• TASK BRIEF: Write out the whole of the material exactly.

• INPUT MATERIAL:
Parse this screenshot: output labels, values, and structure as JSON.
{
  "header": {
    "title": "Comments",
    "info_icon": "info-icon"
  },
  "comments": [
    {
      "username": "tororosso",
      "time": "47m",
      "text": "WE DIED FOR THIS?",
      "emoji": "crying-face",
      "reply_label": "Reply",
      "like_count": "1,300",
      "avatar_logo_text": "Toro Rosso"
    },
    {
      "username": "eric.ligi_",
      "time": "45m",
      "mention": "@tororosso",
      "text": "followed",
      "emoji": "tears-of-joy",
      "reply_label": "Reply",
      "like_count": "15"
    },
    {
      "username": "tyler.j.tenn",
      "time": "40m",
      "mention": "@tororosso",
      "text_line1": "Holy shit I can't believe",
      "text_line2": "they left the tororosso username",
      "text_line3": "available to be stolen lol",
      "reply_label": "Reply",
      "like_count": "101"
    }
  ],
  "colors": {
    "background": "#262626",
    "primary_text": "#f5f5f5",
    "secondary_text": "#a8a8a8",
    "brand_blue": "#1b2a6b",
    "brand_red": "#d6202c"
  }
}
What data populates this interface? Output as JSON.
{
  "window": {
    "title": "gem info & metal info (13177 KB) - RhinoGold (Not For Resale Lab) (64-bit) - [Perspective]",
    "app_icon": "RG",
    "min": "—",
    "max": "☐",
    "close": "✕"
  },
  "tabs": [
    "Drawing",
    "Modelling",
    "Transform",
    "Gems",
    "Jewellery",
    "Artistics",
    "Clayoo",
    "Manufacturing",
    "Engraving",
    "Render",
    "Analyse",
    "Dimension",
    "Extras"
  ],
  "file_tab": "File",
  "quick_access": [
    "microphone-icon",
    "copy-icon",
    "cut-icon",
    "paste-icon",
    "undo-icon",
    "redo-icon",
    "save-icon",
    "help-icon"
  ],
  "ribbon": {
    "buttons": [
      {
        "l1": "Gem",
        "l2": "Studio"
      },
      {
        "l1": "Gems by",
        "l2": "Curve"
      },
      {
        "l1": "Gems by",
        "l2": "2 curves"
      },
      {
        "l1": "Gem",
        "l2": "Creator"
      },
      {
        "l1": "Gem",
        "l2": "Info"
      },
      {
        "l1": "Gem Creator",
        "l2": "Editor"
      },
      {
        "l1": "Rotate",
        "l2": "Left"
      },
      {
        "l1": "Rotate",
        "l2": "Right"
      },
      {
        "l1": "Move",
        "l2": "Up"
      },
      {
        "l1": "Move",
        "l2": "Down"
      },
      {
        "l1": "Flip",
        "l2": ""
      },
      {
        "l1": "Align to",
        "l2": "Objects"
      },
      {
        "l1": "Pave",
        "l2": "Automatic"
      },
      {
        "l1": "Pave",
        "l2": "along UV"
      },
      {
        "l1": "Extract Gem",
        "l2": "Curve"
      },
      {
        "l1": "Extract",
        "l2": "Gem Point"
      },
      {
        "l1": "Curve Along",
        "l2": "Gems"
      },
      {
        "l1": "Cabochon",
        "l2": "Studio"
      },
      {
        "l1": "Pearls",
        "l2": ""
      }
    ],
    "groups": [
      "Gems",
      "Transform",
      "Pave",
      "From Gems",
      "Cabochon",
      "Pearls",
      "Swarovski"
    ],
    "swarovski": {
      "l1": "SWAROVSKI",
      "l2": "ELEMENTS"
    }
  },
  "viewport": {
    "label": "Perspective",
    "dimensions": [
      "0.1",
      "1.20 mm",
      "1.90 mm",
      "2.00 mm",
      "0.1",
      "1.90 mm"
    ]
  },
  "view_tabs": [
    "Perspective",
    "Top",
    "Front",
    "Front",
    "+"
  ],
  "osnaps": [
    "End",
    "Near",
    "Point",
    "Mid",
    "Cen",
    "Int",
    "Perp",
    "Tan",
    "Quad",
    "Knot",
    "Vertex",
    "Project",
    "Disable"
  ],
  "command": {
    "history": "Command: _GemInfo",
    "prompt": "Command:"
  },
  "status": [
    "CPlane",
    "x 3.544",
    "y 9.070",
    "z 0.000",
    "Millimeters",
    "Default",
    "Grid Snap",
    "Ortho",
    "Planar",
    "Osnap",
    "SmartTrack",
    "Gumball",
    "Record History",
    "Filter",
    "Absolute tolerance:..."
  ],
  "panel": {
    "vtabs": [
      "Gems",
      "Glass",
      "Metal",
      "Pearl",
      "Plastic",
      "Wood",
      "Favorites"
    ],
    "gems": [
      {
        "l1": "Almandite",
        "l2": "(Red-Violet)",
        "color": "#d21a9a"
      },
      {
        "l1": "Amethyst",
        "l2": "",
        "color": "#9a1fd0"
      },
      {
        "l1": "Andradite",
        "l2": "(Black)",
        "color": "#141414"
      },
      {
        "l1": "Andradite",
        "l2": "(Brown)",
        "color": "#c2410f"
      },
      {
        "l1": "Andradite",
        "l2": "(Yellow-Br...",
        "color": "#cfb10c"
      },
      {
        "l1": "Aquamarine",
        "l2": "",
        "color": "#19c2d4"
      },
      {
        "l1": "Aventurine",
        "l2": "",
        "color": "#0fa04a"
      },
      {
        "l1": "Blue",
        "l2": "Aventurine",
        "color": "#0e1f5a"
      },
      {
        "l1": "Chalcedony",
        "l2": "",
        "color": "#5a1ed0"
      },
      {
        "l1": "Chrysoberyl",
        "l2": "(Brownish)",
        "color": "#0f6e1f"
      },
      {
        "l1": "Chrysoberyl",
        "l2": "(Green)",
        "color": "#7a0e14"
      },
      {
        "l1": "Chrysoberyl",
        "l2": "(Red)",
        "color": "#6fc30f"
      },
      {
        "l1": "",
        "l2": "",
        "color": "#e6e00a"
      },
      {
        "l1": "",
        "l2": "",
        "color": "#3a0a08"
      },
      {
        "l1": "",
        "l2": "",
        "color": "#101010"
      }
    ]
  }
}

• CORRECT OUTPUT:
Parse this screenshot: output labels, values, and structure as JSON.
{
  "header": {
    "title": "Comments",
    "info_icon": "info-icon"
  },
  "comments": [
    {
      "username": "tororosso",
      "time": "47m",
      "text": "WE DIED FOR THIS?",
      "emoji": "crying-face",
      "reply_label": "Reply",
      "like_count": "1,300",
      "avatar_logo_text": "Toro Rosso"
    },
    {
      "username": "eric.ligi_",
      "time": "45m",
      "mention": "@tororosso",
      "text": "followed",
      "emoji": "tears-of-joy",
      "reply_label": "Reply",
      "like_count": "15"
    },
    {
      "username": "tyler.j.tenn",
      "time": "40m",
      "mention": "@tororosso",
      "text_line1": "Holy shit I can't believe",
      "text_line2": "they left the tororosso username",
      "text_line3": "available to be stolen lol",
      "reply_label": "Reply",
      "like_count": "101"
    }
  ],
  "colors": {
    "background": "#262626",
    "primary_text": "#f5f5f5",
    "secondary_text": "#a8a8a8",
    "brand_blue": "#1b2a6b",
    "brand_red": "#d6202c"
  }
}
What data populates this interface? Output as JSON.
{
  "window": {
    "title": "gem info & metal info (13177 KB) - RhinoGold (Not For Resale Lab) (64-bit) - [Perspective]",
    "app_icon": "RG",
    "min": "—",
    "max": "☐",
    "close": "✕"
  },
  "tabs": [
    "Drawing",
    "Modelling",
    "Transform",
    "Gems",
    "Jewellery",
    "Artistics",
    "Clayoo",
    "Manufacturing",
    "Engraving",
    "Render",
    "Analyse",
    "Dimension",
    "Extras"
  ],
  "file_tab": "File",
  "quick_access": [
    "microphone-icon",
    "copy-icon",
    "cut-icon",
    "paste-icon",
    "undo-icon",
    "redo-icon",
    "save-icon",
    "help-icon"
  ],
  "ribbon": {
    "buttons": [
      {
        "l1": "Gem",
        "l2": "Studio"
      },
      {
        "l1": "Gems by",
        "l2": "Curve"
      },
      {
        "l1": "Gems by",
        "l2": "2 curves"
      },
      {
        "l1": "Gem",
        "l2": "Creator"
      },
      {
        "l1": "Gem",
        "l2": "Info"
      },
      {
        "l1": "Gem Creator",
        "l2": "Editor"
      },
      {
        "l1": "Rotate",
        "l2": "Left"
      },
      {
        "l1": "Rotate",
        "l2": "Right"
      },
      {
        "l1": "Move",
        "l2": "Up"
      },
      {
        "l1": "Move",
        "l2": "Down"
      },
      {
        "l1": "Flip",
        "l2": ""
      },
      {
        "l1": "Align to",
        "l2": "Objects"
      },
      {
        "l1": "Pave",
        "l2": "Automatic"
      },
      {
        "l1": "Pave",
        "l2": "along UV"
      },
      {
        "l1": "Extract Gem",
        "l2": "Curve"
      },
      {
        "l1": "Extract",
        "l2": "Gem Point"
      },
      {
        "l1": "Curve Along",
        "l2": "Gems"
      },
      {
        "l1": "Cabochon",
        "l2": "Studio"
      },
      {
        "l1": "Pearls",
        "l2": ""
      }
    ],
    "groups": [
      "Gems",
      "Transform",
      "Pave",
      "From Gems",
      "Cabochon",
      "Pearls",
      "Swarovski"
    ],
    "swarovski": {
      "l1": "SWAROVSKI",
      "l2": "ELEMENTS"
    }
  },
  "viewport": {
    "label": "Perspective",
    "dimensions": [
      "0.1",
      "1.20 mm",
      "1.90 mm",
      "2.00 mm",
      "0.1",
      "1.90 mm"
    ]
  },
  "view_tabs": [
    "Perspective",
    "Top",
    "Front",
    "Front",
    "+"
  ],
  "osnaps": [
    "End",
    "Near",
    "Point",
    "Mid",
    "Cen",
    "Int",
    "Perp",
    "Tan",
    "Quad",
    "Knot",
    "Vertex",
    "Project",
    "Disable"
  ],
  "command": {
    "history": "Command: _GemInfo",
    "prompt": "Command:"
  },
  "status": [
    "CPlane",
    "x 3.544",
    "y 9.070",
    "z 0.000",
    "Millimeters",
    "Default",
    "Grid Snap",
    "Ortho",
    "Planar",
    "Osnap",
    "SmartTrack",
    "Gumball",
    "Record History",
    "Filter",
    "Absolute tolerance:..."
  ],
  "panel": {
    "vtabs": [
      "Gems",
      "Glass",
      "Metal",
      "Pearl",
      "Plastic",
      "Wood",
      "Favorites"
    ],
    "gems": [
      {
        "l1": "Almandite",
        "l2": "(Red-Violet)",
        "color": "#d21a9a"
      },
      {
        "l1": "Amethyst",
        "l2": "",
        "color": "#9a1fd0"
      },
      {
        "l1": "Andradite",
        "l2": "(Black)",
        "color": "#141414"
      },
      {
        "l1": "Andradite",
        "l2": "(Brown)",
        "color": "#c2410f"
      },
      {
        "l1": "Andradite",
        "l2": "(Yellow-Br...",
        "color": "#cfb10c"
      },
      {
        "l1": "Aquamarine",
        "l2": "",
        "color": "#19c2d4"
      },
      {
        "l1": "Aventurine",
        "l2": "",
        "color": "#0fa04a"
      },
      {
        "l1": "Blue",
        "l2": "Aventurine",
        "color": "#0e1f5a"
      },
      {
        "l1": "Chalcedony",
        "l2": "",
        "color": "#5a1ed0"
      },
      {
        "l1": "Chrysoberyl",
        "l2": "(Brownish)",
        "color": "#0f6e1f"
      },
      {
        "l1": "Chrysoberyl",
        "l2": "(Green)",
        "color": "#7a0e14"
      },
      {
        "l1": "Chrysoberyl",
        "l2": "(Red)",
        "color": "#6fc30f"
      },
      {
        "l1": "",
        "l2": "",
        "color": "#e6e00a"
      },
      {
        "l1": "",
        "l2": "",
        "color": "#3a0a08"
      },
      {
        "l1": "",
        "l2": "",
        "color": "#101010"
      }
    ]
  }
}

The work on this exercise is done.